# MATERIAL FOR THIS EXERCISE:
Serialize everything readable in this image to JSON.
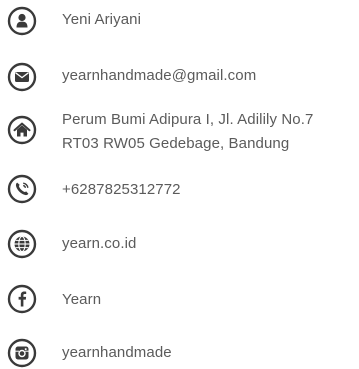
{
  "contacts": {
    "name": "Yeni Ariyani",
    "email": "yearnhandmade@gmail.com",
    "address_line1": "Perum Bumi Adipura I,  Jl. Adilily No.7",
    "address_line2": "RT03 RW05 Gedebage,  Bandung",
    "phone": "+6287825312772",
    "website": "yearn.co.id",
    "facebook": "Yearn",
    "instagram": "yearnhandmade"
  },
  "icons": {
    "name": "user-icon",
    "email": "envelope-icon",
    "address": "home-icon",
    "phone": "phone-icon",
    "website": "globe-icon",
    "facebook": "facebook-icon",
    "instagram": "instagram-icon"
  },
  "colors": {
    "icon": "#3a3a3a",
    "text": "#5b5b5b",
    "background": "#ffffff"
  }
}
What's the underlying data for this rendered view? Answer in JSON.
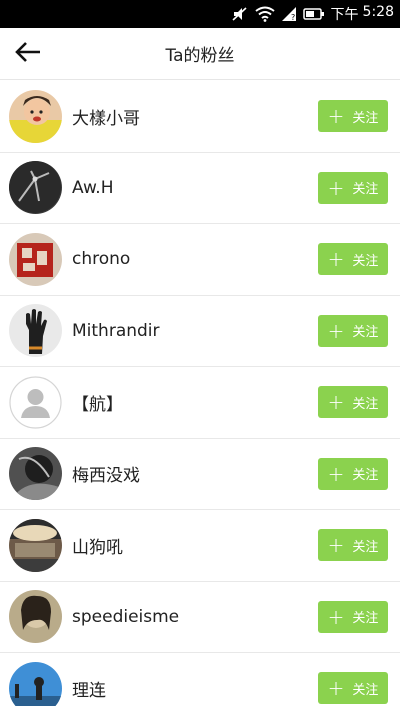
{
  "status_bar": {
    "period": "下午",
    "time": "5:28",
    "icons": [
      "mute-icon",
      "wifi-icon",
      "signal-icon",
      "battery-icon"
    ]
  },
  "header": {
    "title": "Ta的粉丝",
    "back_icon": "arrow-left-icon"
  },
  "colors": {
    "accent": "#8bd24e",
    "status_bar": "#000000",
    "divider": "#e8e8e8"
  },
  "follow_button": {
    "plus": "+",
    "label": "关注"
  },
  "followers": [
    {
      "name": "大樣小哥"
    },
    {
      "name": "Aw.H"
    },
    {
      "name": "chrono"
    },
    {
      "name": "Mithrandir"
    },
    {
      "name": "【航】"
    },
    {
      "name": "梅西没戏"
    },
    {
      "name": "山狗吼"
    },
    {
      "name": "speedieisme"
    },
    {
      "name": "理连"
    }
  ]
}
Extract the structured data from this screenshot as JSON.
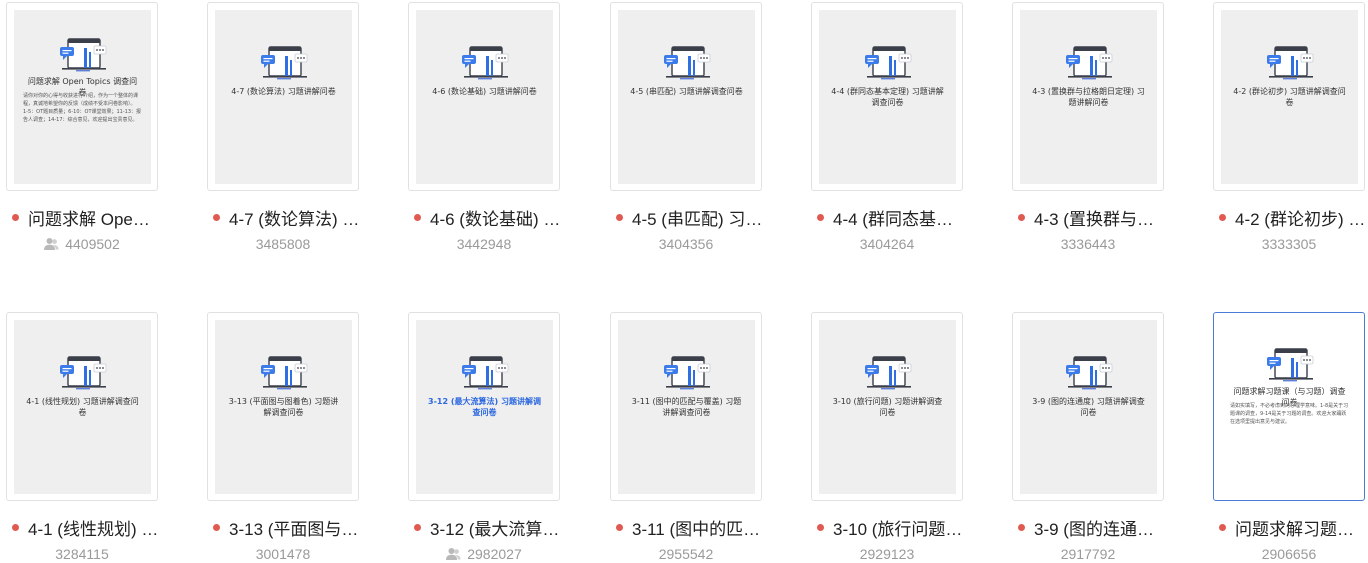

# DIRECTIVE:
Reproduce the material above in full, exactly, with no images.

# RESULT OF THE EXERCISE:
Serialize everything readable in this image to JSON.
{
  "contacts": {
    "name": "Yeni Ariyani",
    "email": "yearnhandmade@gmail.com",
    "address_line1": "Perum Bumi Adipura I,  Jl. Adilily No.7",
    "address_line2": "RT03 RW05 Gedebage,  Bandung",
    "phone": "+6287825312772",
    "website": "yearn.co.id",
    "facebook": "Yearn",
    "instagram": "yearnhandmade"
  },
  "icons": {
    "name": "user-icon",
    "email": "envelope-icon",
    "address": "home-icon",
    "phone": "phone-icon",
    "website": "globe-icon",
    "facebook": "facebook-icon",
    "instagram": "instagram-icon"
  },
  "colors": {
    "icon": "#3a3a3a",
    "text": "#5b5b5b",
    "background": "#ffffff"
  }
}
What's the underlying data for this rendered view? Answer in JSON.
{
  "status_bar": {
    "period": "下午",
    "time": "5:28",
    "icons": [
      "mute-icon",
      "wifi-icon",
      "signal-icon",
      "battery-icon"
    ]
  },
  "header": {
    "title": "Ta的粉丝",
    "back_icon": "arrow-left-icon"
  },
  "colors": {
    "accent": "#8bd24e",
    "status_bar": "#000000",
    "divider": "#e8e8e8"
  },
  "follow_button": {
    "plus": "+",
    "label": "关注"
  },
  "followers": [
    {
      "name": "大樣小哥"
    },
    {
      "name": "Aw.H"
    },
    {
      "name": "chrono"
    },
    {
      "name": "Mithrandir"
    },
    {
      "name": "【航】"
    },
    {
      "name": "梅西没戏"
    },
    {
      "name": "山狗吼"
    },
    {
      "name": "speedieisme"
    },
    {
      "name": "理连"
    }
  ]
}
Extract the structured data from this screenshot as JSON.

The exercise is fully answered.